INFORMATION SUPPLIED:
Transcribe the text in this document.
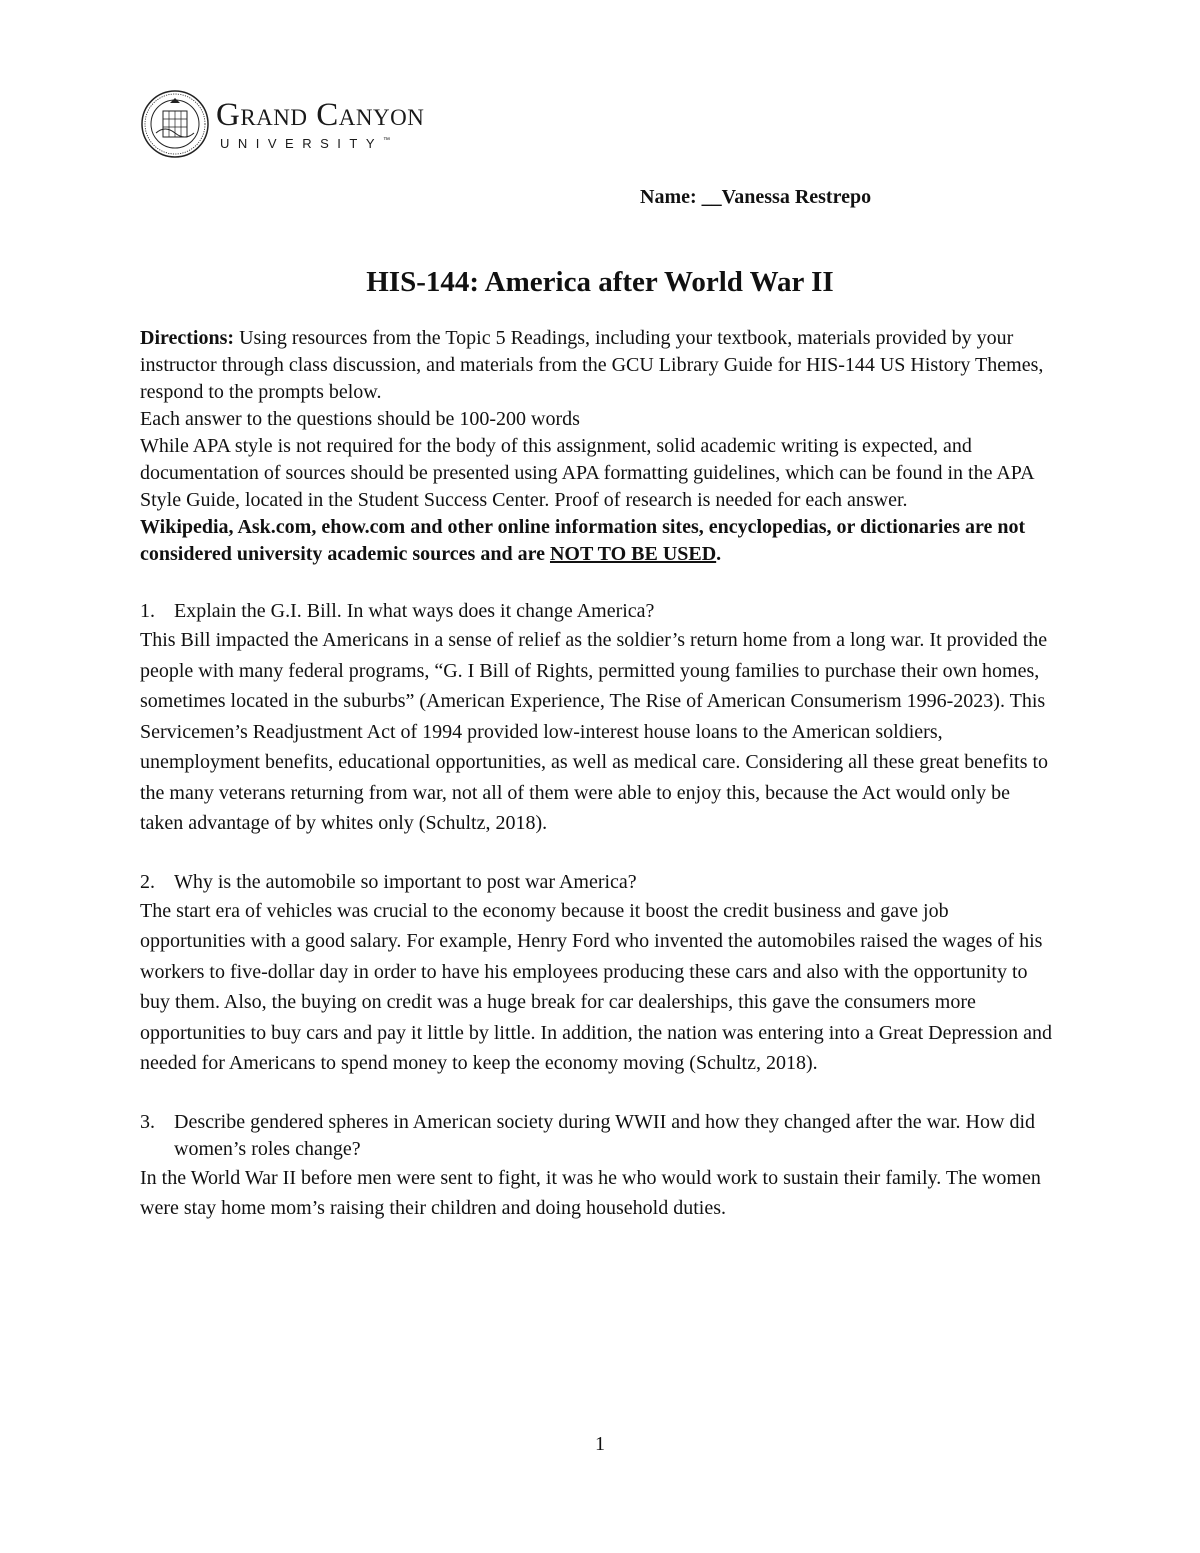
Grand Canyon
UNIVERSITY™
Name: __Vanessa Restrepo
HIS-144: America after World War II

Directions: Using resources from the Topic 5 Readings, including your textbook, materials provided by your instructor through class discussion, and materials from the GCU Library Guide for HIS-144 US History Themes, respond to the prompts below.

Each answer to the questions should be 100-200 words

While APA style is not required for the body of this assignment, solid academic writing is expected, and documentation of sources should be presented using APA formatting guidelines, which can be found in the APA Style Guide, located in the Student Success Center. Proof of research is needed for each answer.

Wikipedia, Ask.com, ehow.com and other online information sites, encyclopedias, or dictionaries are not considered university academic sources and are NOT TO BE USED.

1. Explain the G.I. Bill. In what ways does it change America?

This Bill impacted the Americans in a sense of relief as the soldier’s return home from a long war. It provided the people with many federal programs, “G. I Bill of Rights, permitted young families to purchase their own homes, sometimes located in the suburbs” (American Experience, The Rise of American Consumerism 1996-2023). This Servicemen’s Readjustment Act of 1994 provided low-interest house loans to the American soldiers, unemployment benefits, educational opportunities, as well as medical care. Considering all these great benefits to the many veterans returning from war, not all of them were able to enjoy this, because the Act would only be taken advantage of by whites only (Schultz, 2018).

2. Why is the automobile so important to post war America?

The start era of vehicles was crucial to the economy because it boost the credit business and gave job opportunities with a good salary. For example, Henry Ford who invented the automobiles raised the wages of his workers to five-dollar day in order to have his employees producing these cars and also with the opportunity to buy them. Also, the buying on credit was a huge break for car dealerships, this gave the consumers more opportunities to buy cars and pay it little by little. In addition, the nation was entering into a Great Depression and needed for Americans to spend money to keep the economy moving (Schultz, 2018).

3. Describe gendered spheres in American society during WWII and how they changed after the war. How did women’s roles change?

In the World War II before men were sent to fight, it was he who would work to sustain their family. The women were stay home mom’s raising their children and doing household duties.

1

GOAL: Leave out all pictures, then copy the remaining material exactly.

FINISHED TASK:
Transcribe the text in this document.
Grand Canyon
UNIVERSITY™
Name: __Vanessa Restrepo
HIS-144: America after World War II

Directions: Using resources from the Topic 5 Readings, including your textbook, materials provided by your instructor through class discussion, and materials from the GCU Library Guide for HIS-144 US History Themes, respond to the prompts below.

Each answer to the questions should be 100-200 words

While APA style is not required for the body of this assignment, solid academic writing is expected, and documentation of sources should be presented using APA formatting guidelines, which can be found in the APA Style Guide, located in the Student Success Center. Proof of research is needed for each answer.

Wikipedia, Ask.com, ehow.com and other online information sites, encyclopedias, or dictionaries are not considered university academic sources and are NOT TO BE USED.

1. Explain the G.I. Bill. In what ways does it change America?

This Bill impacted the Americans in a sense of relief as the soldier’s return home from a long war. It provided the people with many federal programs, “G. I Bill of Rights, permitted young families to purchase their own homes, sometimes located in the suburbs” (American Experience, The Rise of American Consumerism 1996-2023). This Servicemen’s Readjustment Act of 1994 provided low-interest house loans to the American soldiers, unemployment benefits, educational opportunities, as well as medical care. Considering all these great benefits to the many veterans returning from war, not all of them were able to enjoy this, because the Act would only be taken advantage of by whites only (Schultz, 2018).

2. Why is the automobile so important to post war America?

The start era of vehicles was crucial to the economy because it boost the credit business and gave job opportunities with a good salary. For example, Henry Ford who invented the automobiles raised the wages of his workers to five-dollar day in order to have his employees producing these cars and also with the opportunity to buy them. Also, the buying on credit was a huge break for car dealerships, this gave the consumers more opportunities to buy cars and pay it little by little. In addition, the nation was entering into a Great Depression and needed for Americans to spend money to keep the economy moving (Schultz, 2018).

3. Describe gendered spheres in American society during WWII and how they changed after the war. How did women’s roles change?

In the World War II before men were sent to fight, it was he who would work to sustain their family. The women were stay home mom’s raising their children and doing household duties.

1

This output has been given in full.